→ **Task instructions**
Retype the entries below word for word, leaving none out.

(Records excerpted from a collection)
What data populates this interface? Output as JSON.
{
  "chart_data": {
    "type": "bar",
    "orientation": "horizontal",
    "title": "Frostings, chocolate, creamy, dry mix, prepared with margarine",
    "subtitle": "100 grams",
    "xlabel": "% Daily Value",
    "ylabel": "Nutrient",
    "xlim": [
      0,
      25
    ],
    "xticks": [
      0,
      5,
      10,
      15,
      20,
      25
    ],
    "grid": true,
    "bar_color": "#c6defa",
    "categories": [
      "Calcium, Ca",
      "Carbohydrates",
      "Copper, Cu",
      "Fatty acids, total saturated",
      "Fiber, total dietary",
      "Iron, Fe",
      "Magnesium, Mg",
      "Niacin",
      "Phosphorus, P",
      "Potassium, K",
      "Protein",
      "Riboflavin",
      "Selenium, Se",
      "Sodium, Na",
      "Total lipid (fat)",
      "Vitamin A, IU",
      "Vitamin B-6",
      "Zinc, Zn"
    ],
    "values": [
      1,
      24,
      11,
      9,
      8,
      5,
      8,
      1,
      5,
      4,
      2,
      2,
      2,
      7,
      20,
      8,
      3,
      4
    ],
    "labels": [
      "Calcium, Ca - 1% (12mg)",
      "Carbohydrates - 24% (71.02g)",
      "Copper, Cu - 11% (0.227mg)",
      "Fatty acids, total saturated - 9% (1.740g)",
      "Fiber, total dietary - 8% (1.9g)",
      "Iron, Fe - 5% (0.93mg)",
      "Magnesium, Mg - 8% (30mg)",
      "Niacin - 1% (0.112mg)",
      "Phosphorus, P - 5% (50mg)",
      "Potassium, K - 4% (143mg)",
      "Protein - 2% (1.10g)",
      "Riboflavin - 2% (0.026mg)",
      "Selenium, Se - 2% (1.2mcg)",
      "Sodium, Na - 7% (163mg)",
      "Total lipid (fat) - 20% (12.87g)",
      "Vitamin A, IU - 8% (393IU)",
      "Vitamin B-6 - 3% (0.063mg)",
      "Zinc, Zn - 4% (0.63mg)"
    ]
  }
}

→ **Written response**
What data populates this interface? Output as JSON.
{
  "chart_data": {
    "type": "bar",
    "orientation": "horizontal",
    "title": "Frostings, chocolate, creamy, dry mix, prepared with margarine",
    "subtitle": "100 grams",
    "xlabel": "% Daily Value",
    "ylabel": "Nutrient",
    "xlim": [
      0,
      25
    ],
    "xticks": [
      0,
      5,
      10,
      15,
      20,
      25
    ],
    "grid": true,
    "bar_color": "#c6defa",
    "categories": [
      "Calcium, Ca",
      "Carbohydrates",
      "Copper, Cu",
      "Fatty acids, total saturated",
      "Fiber, total dietary",
      "Iron, Fe",
      "Magnesium, Mg",
      "Niacin",
      "Phosphorus, P",
      "Potassium, K",
      "Protein",
      "Riboflavin",
      "Selenium, Se",
      "Sodium, Na",
      "Total lipid (fat)",
      "Vitamin A, IU",
      "Vitamin B-6",
      "Zinc, Zn"
    ],
    "values": [
      1,
      24,
      11,
      9,
      8,
      5,
      8,
      1,
      5,
      4,
      2,
      2,
      2,
      7,
      20,
      8,
      3,
      4
    ],
    "labels": [
      "Calcium, Ca - 1% (12mg)",
      "Carbohydrates - 24% (71.02g)",
      "Copper, Cu - 11% (0.227mg)",
      "Fatty acids, total saturated - 9% (1.740g)",
      "Fiber, total dietary - 8% (1.9g)",
      "Iron, Fe - 5% (0.93mg)",
      "Magnesium, Mg - 8% (30mg)",
      "Niacin - 1% (0.112mg)",
      "Phosphorus, P - 5% (50mg)",
      "Potassium, K - 4% (143mg)",
      "Protein - 2% (1.10g)",
      "Riboflavin - 2% (0.026mg)",
      "Selenium, Se - 2% (1.2mcg)",
      "Sodium, Na - 7% (163mg)",
      "Total lipid (fat) - 20% (12.87g)",
      "Vitamin A, IU - 8% (393IU)",
      "Vitamin B-6 - 3% (0.063mg)",
      "Zinc, Zn - 4% (0.63mg)"
    ]
  }
}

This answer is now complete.